• **EXERCISE TASK**: Count the lines in the records below that contain the string "Npot", where case counts. Reply with the number only.

(Coordinate annotation records)
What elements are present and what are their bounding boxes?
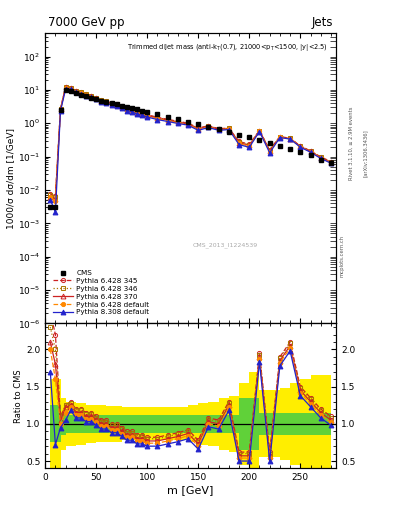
Text: Jets: Jets (312, 16, 333, 29)
Text: 7000 GeV pp: 7000 GeV pp (48, 16, 125, 29)
Legend: CMS, Pythia 6.428 345, Pythia 6.428 346, Pythia 6.428 370, Pythia 6.428 default,: CMS, Pythia 6.428 345, Pythia 6.428 346,… (52, 269, 151, 317)
X-axis label: m [GeV]: m [GeV] (167, 485, 214, 495)
Text: CMS_2013_I1224539: CMS_2013_I1224539 (193, 242, 258, 248)
Text: [arXiv:1306.3436]: [arXiv:1306.3436] (363, 130, 368, 178)
Y-axis label: 1000/σ dσ/dm [1/GeV]: 1000/σ dσ/dm [1/GeV] (6, 128, 15, 229)
Text: Trimmed dijet mass (anti-k$_\mathrm{T}$(0.7), 21000<p$_\mathrm{T}$<1500, |y|<2.5: Trimmed dijet mass (anti-k$_\mathrm{T}$(… (127, 42, 327, 53)
Text: Rivet 3.1.10, ≥ 2.9M events: Rivet 3.1.10, ≥ 2.9M events (349, 106, 354, 180)
Text: mcplots.cern.ch: mcplots.cern.ch (340, 235, 344, 277)
Y-axis label: Ratio to CMS: Ratio to CMS (14, 369, 23, 423)
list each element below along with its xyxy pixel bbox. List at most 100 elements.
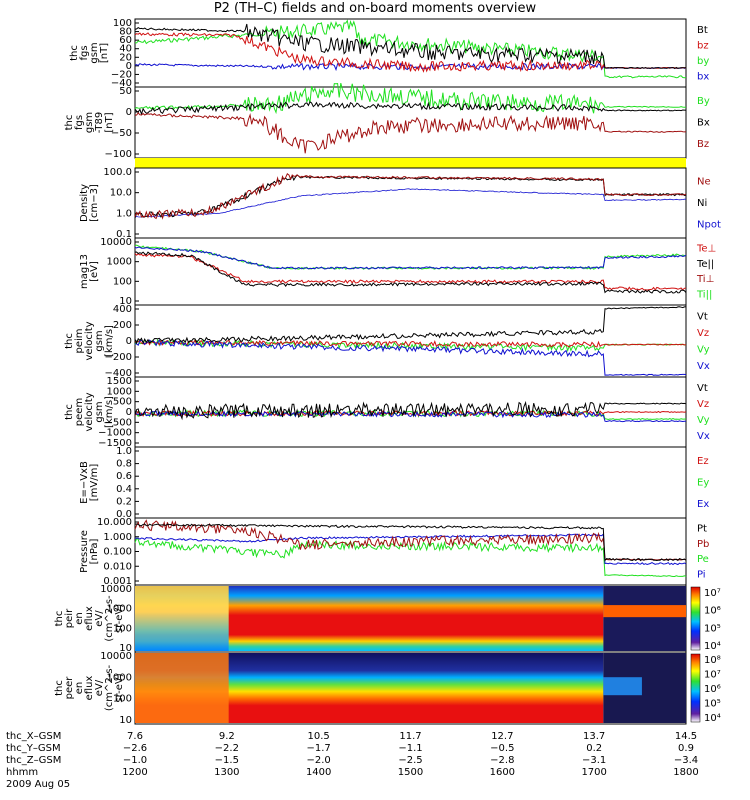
colorbar-label: 10⁵	[704, 623, 721, 634]
y-axis-label: [cm−3]	[89, 184, 100, 222]
y-tick-label: 10	[119, 643, 132, 654]
legend-item: Ni	[697, 198, 707, 209]
legend-item: Pe	[697, 554, 709, 565]
y-axis-label: [nT]	[99, 43, 110, 63]
y-axis-label: [km/s]	[104, 396, 115, 428]
y-tick-label: 1000	[107, 604, 132, 615]
trace-bz	[134, 32, 687, 73]
legend-item: By	[697, 96, 710, 107]
footer-cell: 9.2	[219, 731, 235, 742]
y-axis-label: en	[74, 612, 85, 625]
y-tick-label: 1.0	[116, 446, 132, 457]
colorbar	[690, 586, 701, 651]
colorbar-label: 10⁶	[704, 684, 721, 695]
y-tick-label: 1000	[107, 672, 132, 683]
footer-cell: 7.6	[127, 731, 143, 742]
panel-10: 10000 1000 100 10 thc peer en eflux eV/(cm^2-s-s…	[54, 651, 721, 726]
y-tick-label: 0	[126, 107, 132, 118]
spectrogram-electron-band	[603, 677, 642, 696]
y-tick-label: 100	[113, 623, 132, 634]
trace-Npot	[134, 188, 686, 218]
footer-cell: −1.0	[123, 755, 147, 766]
y-tick-label: 100	[113, 276, 132, 287]
y-axis-label: thc	[64, 333, 75, 349]
footer-cell: 1800	[673, 767, 698, 778]
colorbar-label: 10⁶	[704, 606, 721, 617]
colorbar-label: 10⁵	[704, 699, 721, 710]
y-axis-label: velocity	[84, 392, 95, 431]
y-tick-label: 0.0	[116, 509, 132, 520]
legend-item: Ey	[697, 478, 709, 489]
legend-item: Ne	[697, 177, 711, 188]
legend-item: Vy	[697, 344, 710, 355]
trace-Te-perp	[134, 253, 687, 291]
y-tick-label: 10000	[100, 651, 132, 662]
y-axis-label: eV/	[94, 610, 105, 627]
legend-item: Vx	[697, 431, 710, 442]
y-tick-label: 10	[119, 296, 132, 307]
y-tick-label: 100	[113, 18, 132, 29]
legend-item: Bz	[697, 139, 709, 150]
y-axis-label: peer	[64, 676, 75, 700]
footer-cell: −1.7	[307, 743, 331, 754]
y-tick-label: 10	[119, 715, 132, 726]
footer-cell: −2.8	[490, 755, 514, 766]
footer-cell: 13.7	[583, 731, 605, 742]
panel-2	[135, 158, 686, 168]
y-axis-label: thc	[64, 404, 75, 420]
y-tick-label: −20	[111, 69, 132, 80]
y-axis-label: gsm	[89, 42, 100, 63]
footer-cell: −3.1	[582, 755, 606, 766]
footer-cell: −1.5	[215, 755, 239, 766]
footer-row-label: thc_Y–GSM	[6, 743, 61, 754]
colorbar-label: 10⁸	[704, 655, 721, 666]
panel-4: 10000 1000 100 10 mag13 [eV] Te⊥ Te|| Ti⊥ Ti||	[79, 237, 716, 307]
y-tick-label: 20	[119, 52, 132, 63]
y-tick-label: 400	[113, 304, 132, 315]
y-axis-label: eV/	[94, 679, 105, 696]
y-axis-label: (cm^2-s-	[104, 595, 115, 642]
legend-item: Npot	[697, 219, 721, 230]
y-tick-label: 10000	[100, 237, 132, 248]
y-axis-label: thc	[54, 611, 65, 627]
trace-Ne	[134, 173, 687, 220]
legend-item: Vt	[697, 383, 708, 394]
footer-cell: 1400	[306, 767, 331, 778]
y-axis-label: [nT]	[104, 112, 115, 132]
y-axis-label: E=−VxB	[79, 461, 90, 504]
legend-item: Ti||	[696, 289, 712, 300]
y-axis-label: mag13	[79, 254, 90, 289]
legend-item: Pt	[697, 524, 707, 535]
y-axis-label: -T89	[94, 112, 105, 134]
y-tick-label: 0	[126, 336, 132, 347]
trace-Vt	[134, 306, 687, 345]
legend-item: Ti⊥	[696, 274, 714, 285]
y-axis-label: gsm	[84, 112, 95, 133]
panel-1: 50 0 −50 −100 thc fgs gsm -T89 [nT] By Bx Bz	[64, 82, 710, 160]
y-tick-label: 500	[113, 397, 132, 408]
y-tick-label: −50	[111, 128, 132, 139]
footer-cell: 1700	[581, 767, 606, 778]
y-axis-label: Density	[79, 184, 90, 222]
panel-3: 100.0 10.0 1.0 0.1 Density [cm−3] Ne Ni Npot	[79, 167, 721, 240]
footer-cell: 12.7	[491, 731, 513, 742]
y-axis-label: eflux	[84, 676, 95, 701]
legend-item: Bt	[697, 25, 708, 36]
legend-item: bz	[697, 40, 709, 51]
y-tick-label: −100	[105, 149, 132, 160]
footer-cell: 0.2	[586, 743, 602, 754]
y-tick-label: 100	[113, 694, 132, 705]
y-tick-label: 0	[126, 407, 132, 418]
y-tick-label: 1.000	[103, 532, 132, 543]
y-axis-label: (cm^2-s-	[104, 664, 115, 711]
trace-Pi	[134, 533, 687, 566]
y-tick-label: 10.0	[110, 188, 132, 199]
footer-cell: −2.6	[123, 743, 147, 754]
y-tick-label: 10000	[100, 584, 132, 595]
y-tick-label: −200	[105, 352, 132, 363]
y-axis-label: eflux	[84, 606, 95, 631]
trace-Vx	[134, 410, 686, 423]
y-axis-label: peir	[64, 608, 75, 628]
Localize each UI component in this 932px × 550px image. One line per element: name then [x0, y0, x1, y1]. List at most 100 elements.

• **EXERCISE RESPONSE**: 3